Records from a collection of figures
=-=-=

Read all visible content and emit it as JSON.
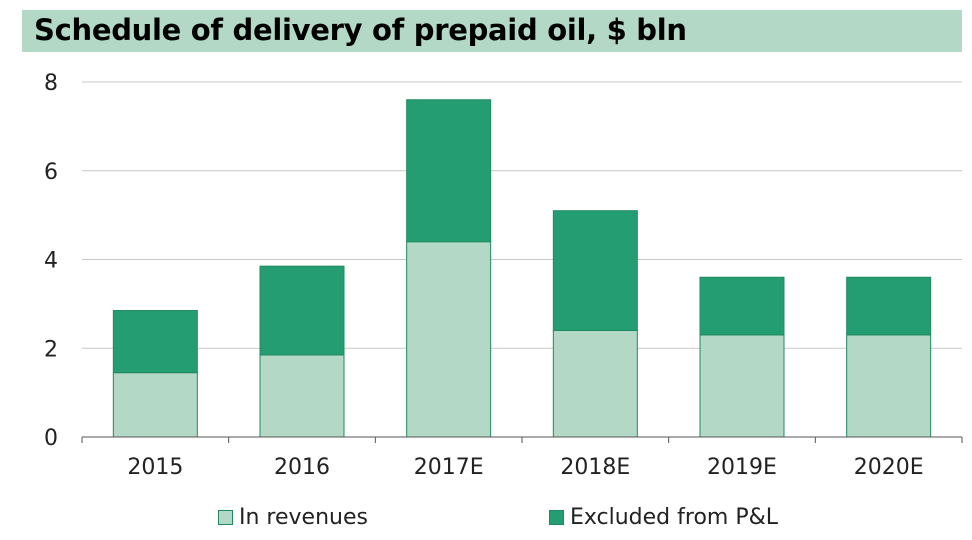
{
  "title": "Schedule of delivery of prepaid oil, $ bln",
  "colors": {
    "title_bg": "#b3d9c6",
    "in_revenues": "#b3d9c6",
    "excluded": "#259d72",
    "bar_border": "#1f8a60"
  },
  "chart_data": {
    "type": "bar",
    "stacked": true,
    "title": "Schedule of delivery of prepaid oil, $ bln",
    "categories": [
      "2015",
      "2016",
      "2017E",
      "2018E",
      "2019E",
      "2020E"
    ],
    "series": [
      {
        "name": "In revenues",
        "values": [
          1.45,
          1.85,
          4.4,
          2.4,
          2.3,
          2.3
        ]
      },
      {
        "name": "Excluded from P&L",
        "values": [
          1.4,
          2.0,
          3.2,
          2.7,
          1.3,
          1.3
        ]
      }
    ],
    "ylim": [
      0,
      8
    ],
    "yticks": [
      "0",
      "2",
      "4",
      "6",
      "8"
    ],
    "grid": true,
    "legend": "bottom"
  }
}
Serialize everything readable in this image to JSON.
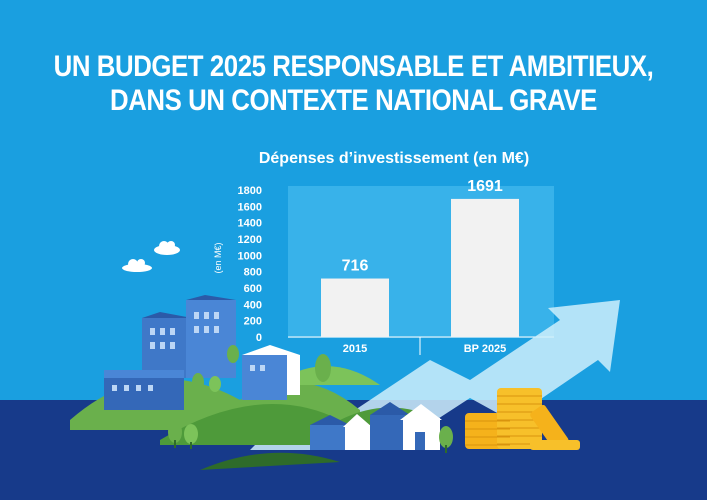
{
  "header": {
    "title_line1": "UN BUDGET 2025 RESPONSABLE ET AMBITIEUX,",
    "title_line2": "DANS UN CONTEXTE NATIONAL GRAVE"
  },
  "chart_data": {
    "type": "bar",
    "title": "Dépenses d’investissement (en M€)",
    "ylabel": "(en M€)",
    "categories": [
      "2015",
      "BP 2025"
    ],
    "values": [
      716,
      1691
    ],
    "data_labels": [
      "716",
      "1691"
    ],
    "ylim": [
      0,
      1800
    ],
    "yticks": [
      0,
      200,
      400,
      600,
      800,
      1000,
      1200,
      1400,
      1600,
      1800
    ],
    "grid": false,
    "legend": "none"
  },
  "colors": {
    "background": "#1a9fe0",
    "bottom_band": "#173a8a",
    "bar": "#f2f2f2",
    "chart_panel": "#38b2ea",
    "hills": "#6ab04c",
    "coins": "#f5b21b",
    "arrow": "#a9dcf7"
  },
  "illustration": {
    "icons": [
      "cloud-icon",
      "buildings-icon",
      "houses-icon",
      "trees-icon",
      "coins-icon",
      "rising-arrow-icon"
    ]
  }
}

=-=-=

Your instructions — From the listing above, collect each line in which the string "JSON" appears.

The output —
Read all visible content and emit it as JSON.
Serialize everything readable in this image to JSON.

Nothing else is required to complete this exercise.